* GIVEN TASK *
Find every line of the listing below where "Montant" appears, and copy it.

* PROVIDED RECORDS *
-- BEGIN --

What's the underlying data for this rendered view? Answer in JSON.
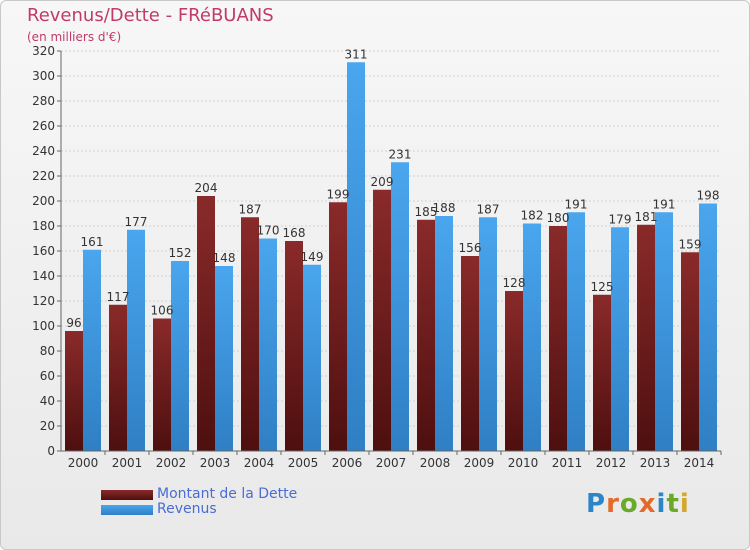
{
  "header": {
    "title": "Revenus/Dette - FRéBUANS",
    "subtitle": "(en milliers d'€)"
  },
  "legend": [
    {
      "label": "Montant de la Dette",
      "color": "#6e1b1b"
    },
    {
      "label": "Revenus",
      "color": "#3a8fd8"
    }
  ],
  "logo": {
    "letters": [
      {
        "ch": "P",
        "color": "#2a86c8"
      },
      {
        "ch": "r",
        "color": "#e46a2a"
      },
      {
        "ch": "o",
        "color": "#6aaa2a"
      },
      {
        "ch": "x",
        "color": "#e46a2a"
      },
      {
        "ch": "i",
        "color": "#2a86c8"
      },
      {
        "ch": "t",
        "color": "#6aaa2a"
      },
      {
        "ch": "i",
        "color": "#d4a82a"
      }
    ]
  },
  "chart_data": {
    "type": "bar",
    "categories": [
      "2000",
      "2001",
      "2002",
      "2003",
      "2004",
      "2005",
      "2006",
      "2007",
      "2008",
      "2009",
      "2010",
      "2011",
      "2012",
      "2013",
      "2014"
    ],
    "series": [
      {
        "name": "Montant de la Dette",
        "color": "#6e1b1b",
        "values": [
          96,
          117,
          106,
          204,
          187,
          168,
          199,
          209,
          185,
          156,
          128,
          180,
          125,
          181,
          159
        ]
      },
      {
        "name": "Revenus",
        "color": "#3a8fd8",
        "values": [
          161,
          177,
          152,
          148,
          170,
          149,
          311,
          231,
          188,
          187,
          182,
          191,
          179,
          191,
          198
        ]
      }
    ],
    "ylim": [
      0,
      320
    ],
    "yticks": [
      0,
      20,
      40,
      60,
      80,
      100,
      120,
      140,
      160,
      180,
      200,
      220,
      240,
      260,
      280,
      300,
      320
    ],
    "grid": true
  }
}
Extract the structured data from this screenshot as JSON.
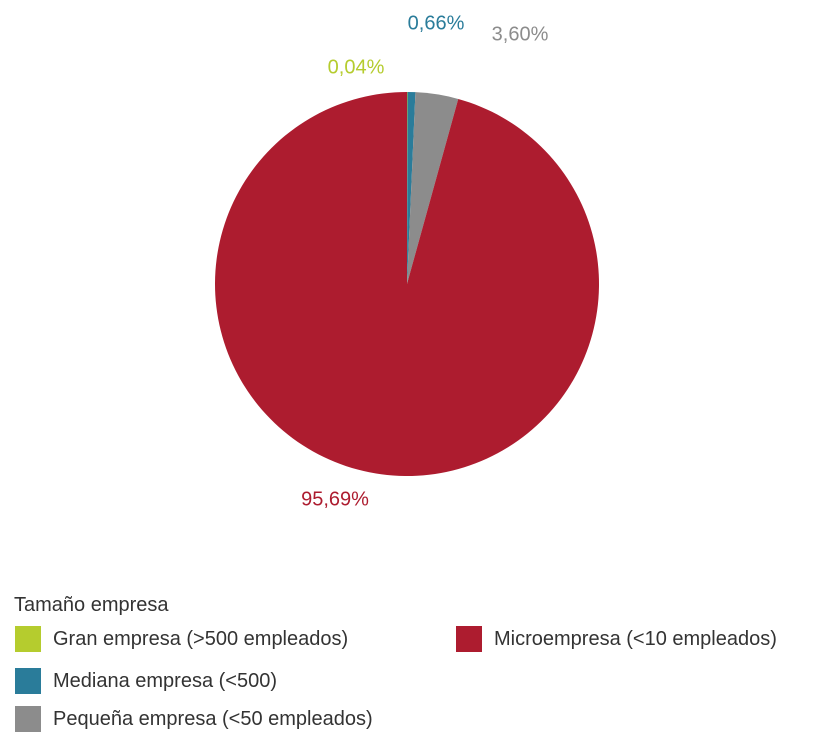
{
  "chart_data": {
    "type": "pie",
    "categories": [
      "Gran empresa (>500 empleados)",
      "Mediana empresa (<500)",
      "Pequeña empresa (<50 empleados)",
      "Microempresa (<10 empleados)"
    ],
    "values": [
      0.04,
      0.66,
      3.6,
      95.69
    ],
    "data_labels": [
      "0,04%",
      "0,66%",
      "3,60%",
      "95,69%"
    ],
    "colors": [
      "#b5cc2e",
      "#2a7c9a",
      "#8c8c8c",
      "#ad1c2f"
    ],
    "legend_title": "Tamaño empresa",
    "legend_placement": "bottom",
    "start_angle_deg": 0,
    "direction": "clockwise"
  }
}
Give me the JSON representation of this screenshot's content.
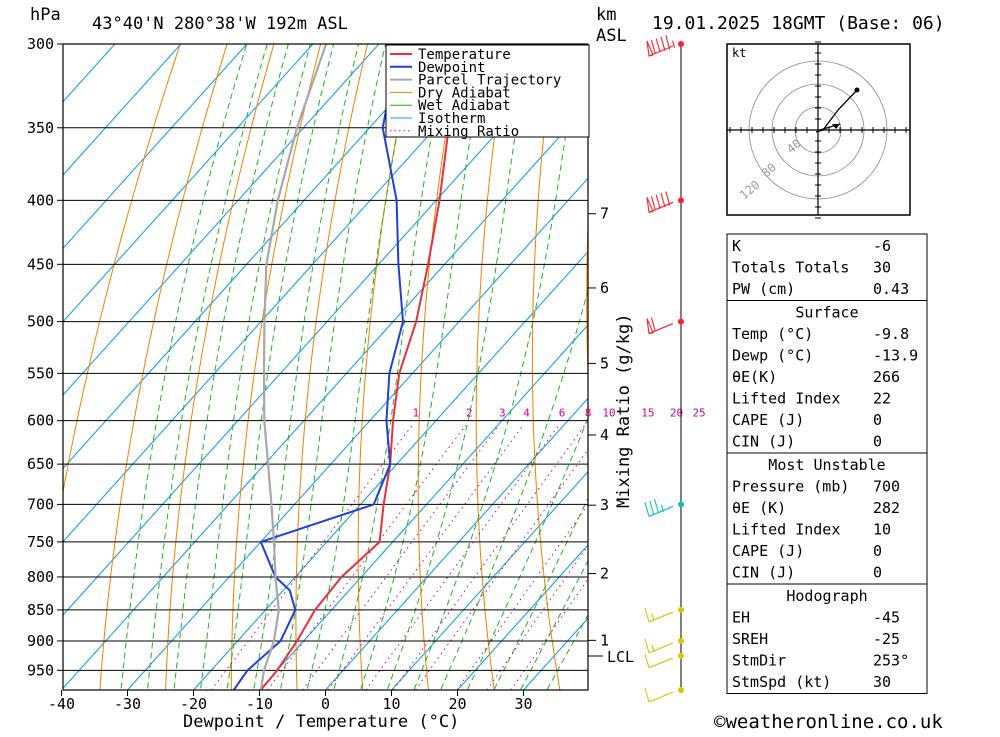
{
  "header": {
    "unit_pressure": "hPa",
    "location": "43°40'N  280°38'W  192m  ASL",
    "km_label": "km",
    "asl_label": "ASL",
    "datetime": "19.01.2025  18GMT  (Base: 06)"
  },
  "legend": [
    "Temperature",
    "Dewpoint",
    "Parcel Trajectory",
    "Dry Adiabat",
    "Wet Adiabat",
    "Isotherm",
    "Mixing Ratio"
  ],
  "colors": {
    "temperature": "#e8303a",
    "dewpoint": "#1f3fd6",
    "parcel": "#a8a8a8",
    "dry_adiabat": "#f08000",
    "wet_adiabat": "#20b020",
    "isotherm": "#1aa0e8",
    "mixing_ratio": "#d0008f",
    "wind_red": "#ff2030",
    "wind_cyan": "#10c0c0",
    "wind_yellow": "#d8c800"
  },
  "axes": {
    "x_label": "Dewpoint / Temperature (°C)",
    "y_label": "Mixing Ratio (g/kg)",
    "x_ticks": [
      "-40",
      "-30",
      "-20",
      "-10",
      "0",
      "10",
      "20",
      "30"
    ],
    "pressure_ticks": [
      "300",
      "350",
      "400",
      "450",
      "500",
      "550",
      "600",
      "650",
      "700",
      "750",
      "800",
      "850",
      "900",
      "950"
    ],
    "km_ticks": [
      "7",
      "6",
      "5",
      "4",
      "3",
      "2",
      "1"
    ],
    "lcl_label": "LCL",
    "mixing_ratio_labels": [
      "1",
      "2",
      "3",
      "4",
      "6",
      "8",
      "10",
      "15",
      "20",
      "25"
    ]
  },
  "chart_data": {
    "type": "line",
    "title": "43°40'N  280°38'W  192m  ASL",
    "xlabel": "Dewpoint / Temperature (°C)",
    "x_range": [
      -40,
      40
    ],
    "pressure_range_hPa": [
      985,
      300
    ],
    "pressure_scale": "log",
    "series": [
      {
        "name": "Temperature",
        "pressure": [
          985,
          950,
          900,
          850,
          800,
          750,
          700,
          650,
          600,
          550,
          500,
          450,
          400,
          350,
          300
        ],
        "temperature": [
          -9.8,
          -10,
          -11,
          -12.5,
          -13,
          -12,
          -16.5,
          -21,
          -26.5,
          -32,
          -36.5,
          -42.5,
          -49.5,
          -58,
          -67
        ]
      },
      {
        "name": "Dewpoint",
        "pressure": [
          985,
          950,
          900,
          850,
          820,
          800,
          750,
          700,
          650,
          600,
          550,
          500,
          450,
          400,
          350,
          300
        ],
        "temperature": [
          -13.9,
          -14.5,
          -13.5,
          -15.5,
          -19,
          -23,
          -30,
          -18,
          -21,
          -27.5,
          -33.5,
          -38.5,
          -47,
          -56,
          -68,
          -77
        ]
      },
      {
        "name": "Parcel Trajectory",
        "pressure": [
          985,
          950,
          900,
          850,
          800,
          750,
          700,
          650,
          600,
          550,
          500,
          450,
          400,
          350,
          300
        ],
        "temperature": [
          -9.8,
          -12,
          -14.5,
          -18,
          -23,
          -28,
          -33.5,
          -39.5,
          -46,
          -52.5,
          -59.5,
          -67,
          -74,
          -81,
          -88
        ]
      }
    ],
    "wind_barbs": [
      {
        "pressure": 300,
        "speed_kt": 95,
        "color": "red"
      },
      {
        "pressure": 400,
        "speed_kt": 90,
        "color": "red"
      },
      {
        "pressure": 500,
        "speed_kt": 60,
        "color": "red"
      },
      {
        "pressure": 700,
        "speed_kt": 35,
        "color": "cyan"
      },
      {
        "pressure": 850,
        "speed_kt": 15,
        "color": "yellow"
      },
      {
        "pressure": 900,
        "speed_kt": 15,
        "color": "yellow"
      },
      {
        "pressure": 925,
        "speed_kt": 10,
        "color": "yellow"
      },
      {
        "pressure": 985,
        "speed_kt": 10,
        "color": "yellow"
      }
    ],
    "hodograph": {
      "unit": "kt",
      "ring_labels": [
        "40",
        "80",
        "120"
      ],
      "storm_motion": {
        "dir_deg": 253,
        "speed_kt": 30
      }
    }
  },
  "indices": {
    "general": [
      {
        "label": "K",
        "value": "-6"
      },
      {
        "label": "Totals Totals",
        "value": "30"
      },
      {
        "label": "PW (cm)",
        "value": "0.43"
      }
    ],
    "surface": {
      "title": "Surface",
      "rows": [
        {
          "label": "Temp (°C)",
          "value": "-9.8"
        },
        {
          "label": "Dewp (°C)",
          "value": "-13.9"
        },
        {
          "label": "θE(K)",
          "value": "266"
        },
        {
          "label": "Lifted Index",
          "value": "22"
        },
        {
          "label": "CAPE (J)",
          "value": "0"
        },
        {
          "label": "CIN (J)",
          "value": "0"
        }
      ]
    },
    "most_unstable": {
      "title": "Most Unstable",
      "rows": [
        {
          "label": "Pressure (mb)",
          "value": "700"
        },
        {
          "label": "θE (K)",
          "value": "282"
        },
        {
          "label": "Lifted Index",
          "value": "10"
        },
        {
          "label": "CAPE (J)",
          "value": "0"
        },
        {
          "label": "CIN (J)",
          "value": "0"
        }
      ]
    },
    "hodograph": {
      "title": "Hodograph",
      "rows": [
        {
          "label": "EH",
          "value": "-45"
        },
        {
          "label": "SREH",
          "value": "-25"
        },
        {
          "label": "StmDir",
          "value": "253°"
        },
        {
          "label": "StmSpd (kt)",
          "value": "30"
        }
      ]
    }
  },
  "footer": {
    "copyright": "©weatheronline.co.uk"
  }
}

-- END --

* ANSWER TO THIS EXERCISE *
      "label": "Montant de la Dette",
        "name": "Montant de la Dette",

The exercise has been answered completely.